Reading passage -
■ ■ ■ ■ ■ ■ ■

Kangxiwa Glacier (38.28° N, 75.28° E) is a debris-free valley glacier on the western slope of Kongur Shan, extending from 5350 to 4960 m a.s.l. with an area of 1.86 km² and length of ∼3 km. This glacier was selected as the benchmark glacier for long-term measurements (Yao et al., 2022). Geodetic estimates indicate that the average mass balance of Kangxiwa Glacier was $-\mathrm{0.13}\pm \mathrm{0.99}$ m water equivalent (w.e.) and a near-balanced regional glacier mass state ($+\mathrm{0.13}\pm \mathrm{0.10}$ m w.e.) in the whole eastern Pamir during 2000–2019 (Hugonnet et al., 2021), with mass loss of $-\mathrm{0.07}\pm \mathrm{0.20}$ m w.e. during 2019–2022 (Falaschi et al., 2023) and a low area shrinkage rate of $-\mathrm{0.7}\pm \mathrm{0.5}$ % per decade from 2000 to 2017 (Li et al., 2022).

3 Data and Methods

3.1 Surface mass balance measurements by stakes and snow pits

Glaciological observation of Kangxiwa Glacier has been conducted by the Muztagh Ata Station for Westerly Environment Observation and Research, Chinese Academy of Sciences (Fig. 1b) since the 2010/2011 hydrologic year. Nine ablation stakes were installed along the central flow line of the Kangxiwa Glacier to measure point-scale surface mass balance following standard glaciological methods in this research (Cogley et al., 2011; Kaser et al., 2003). In-situ measurements of stake exposure height, snow stratigraphy, and snow density were conducted at the onset (early June) and the end (late September) of each ablation season (Fig. 1d). Ice density was assumed to be 900 kg m⁻³ (Huss, 2013). Seasonal (winter and summer) and annual point mass balance were derived for the 2019/2020 to 2022/2023 balance years. These annual and seasonal mass balances serve as ground truth for validating the accuracy of daily surface mass balance retrieved from time-lapse camera observations in this study.

■ ■ ■ ■ ■ ■ ■

Task prompt - In the glacier passage, how many ablation stakes were placed along the central flow line of Kangxiwa Glacier?

Data excerpt -

■ ■ ■ ■ ■ ■ ■

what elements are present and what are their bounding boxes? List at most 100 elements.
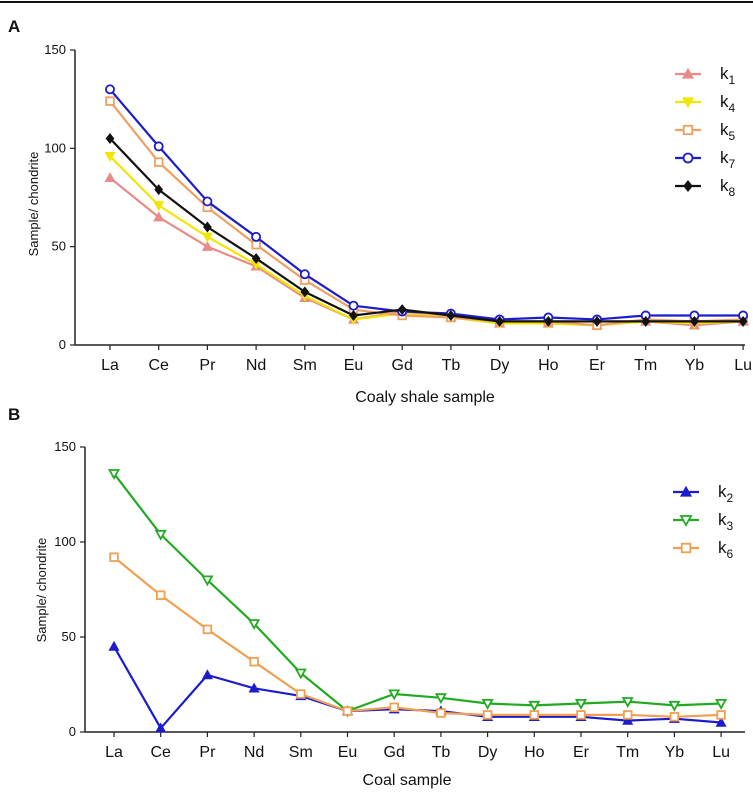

■ ■ ■ ■ ■ ■ ■

The response - Nine